Written exercise: Copy each line of the entries that contains the word "экономкласса".

Input for this task:
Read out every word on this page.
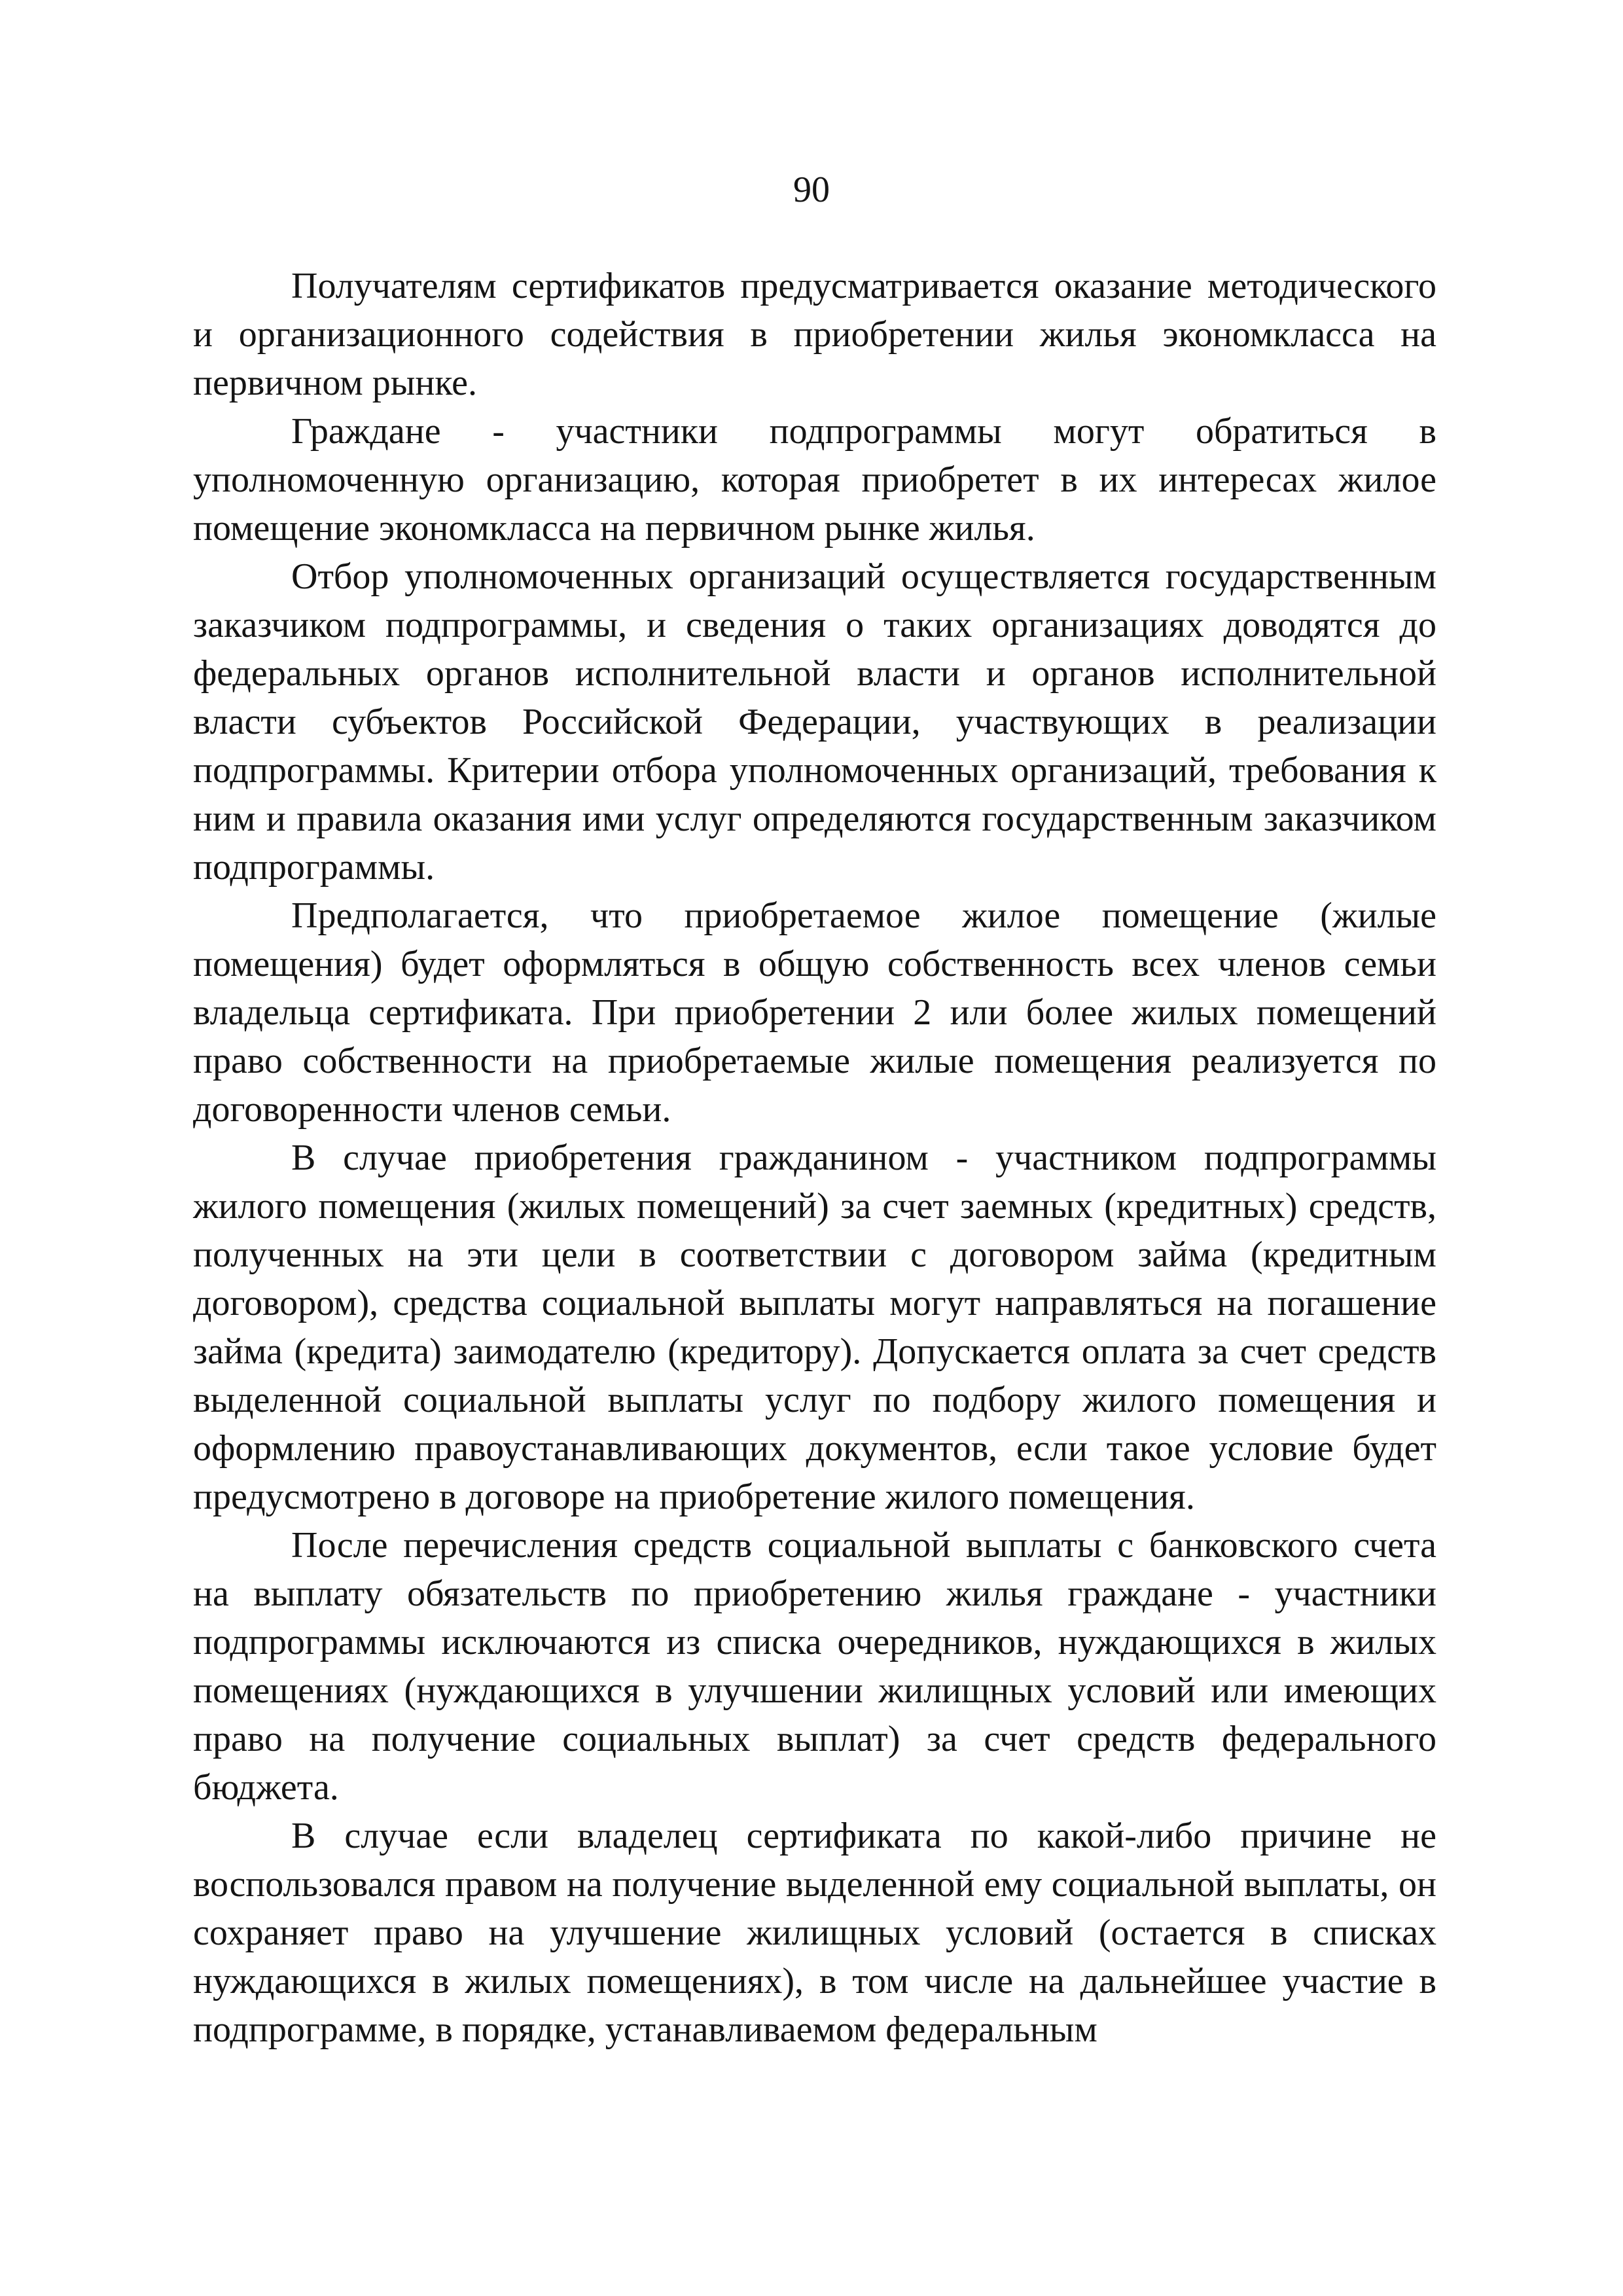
90

Получателям сертификатов предусматривается оказание методического и организационного содействия в приобретении жилья экономкласса на первичном рынке.

Граждане - участники подпрограммы могут обратиться в уполномоченную организацию, которая приобретет в их интересах жилое помещение экономкласса на первичном рынке жилья.

Отбор уполномоченных организаций осуществляется государственным заказчиком подпрограммы, и сведения о таких организациях доводятся до федеральных органов исполнительной власти и органов исполнительной власти субъектов Российской Федерации, участвующих в реализации подпрограммы. Критерии отбора уполномоченных организаций, требования к ним и правила оказания ими услуг определяются государственным заказчиком подпрограммы.

Предполагается, что приобретаемое жилое помещение (жилые помещения) будет оформляться в общую собственность всех членов семьи владельца сертификата. При приобретении 2 или более жилых помещений право собственности на приобретаемые жилые помещения реализуется по договоренности членов семьи.

В случае приобретения гражданином - участником подпрограммы жилого помещения (жилых помещений) за счет заемных (кредитных) средств, полученных на эти цели в соответствии с договором займа (кредитным договором), средства социальной выплаты могут направляться на погашение займа (кредита) заимодателю (кредитору). Допускается оплата за счет средств выделенной социальной выплаты услуг по подбору жилого помещения и оформлению правоустанавливающих документов, если такое условие будет предусмотрено в договоре на приобретение жилого помещения.

После перечисления средств социальной выплаты с банковского счета на выплату обязательств по приобретению жилья граждане - участники подпрограммы исключаются из списка очередников, нуждающихся в жилых помещениях (нуждающихся в улучшении жилищных условий или имеющих право на получение социальных выплат) за счет средств федерального бюджета.

В случае если владелец сертификата по какой-либо причине не воспользовался правом на получение выделенной ему социальной выплаты, он сохраняет право на улучшение жилищных условий (остается в списках нуждающихся в жилых помещениях), в том числе на дальнейшее участие в подпрограмме, в порядке, устанавливаемом федеральным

Exercise result:
Получателям сертификатов предусматривается оказание методического и организационного содействия в приобретении жилья экономкласса на первичном рынке.
Граждане - участники подпрограммы могут обратиться в уполномоченную организацию, которая приобретет в их интересах жилое помещение экономкласса на первичном рынке жилья.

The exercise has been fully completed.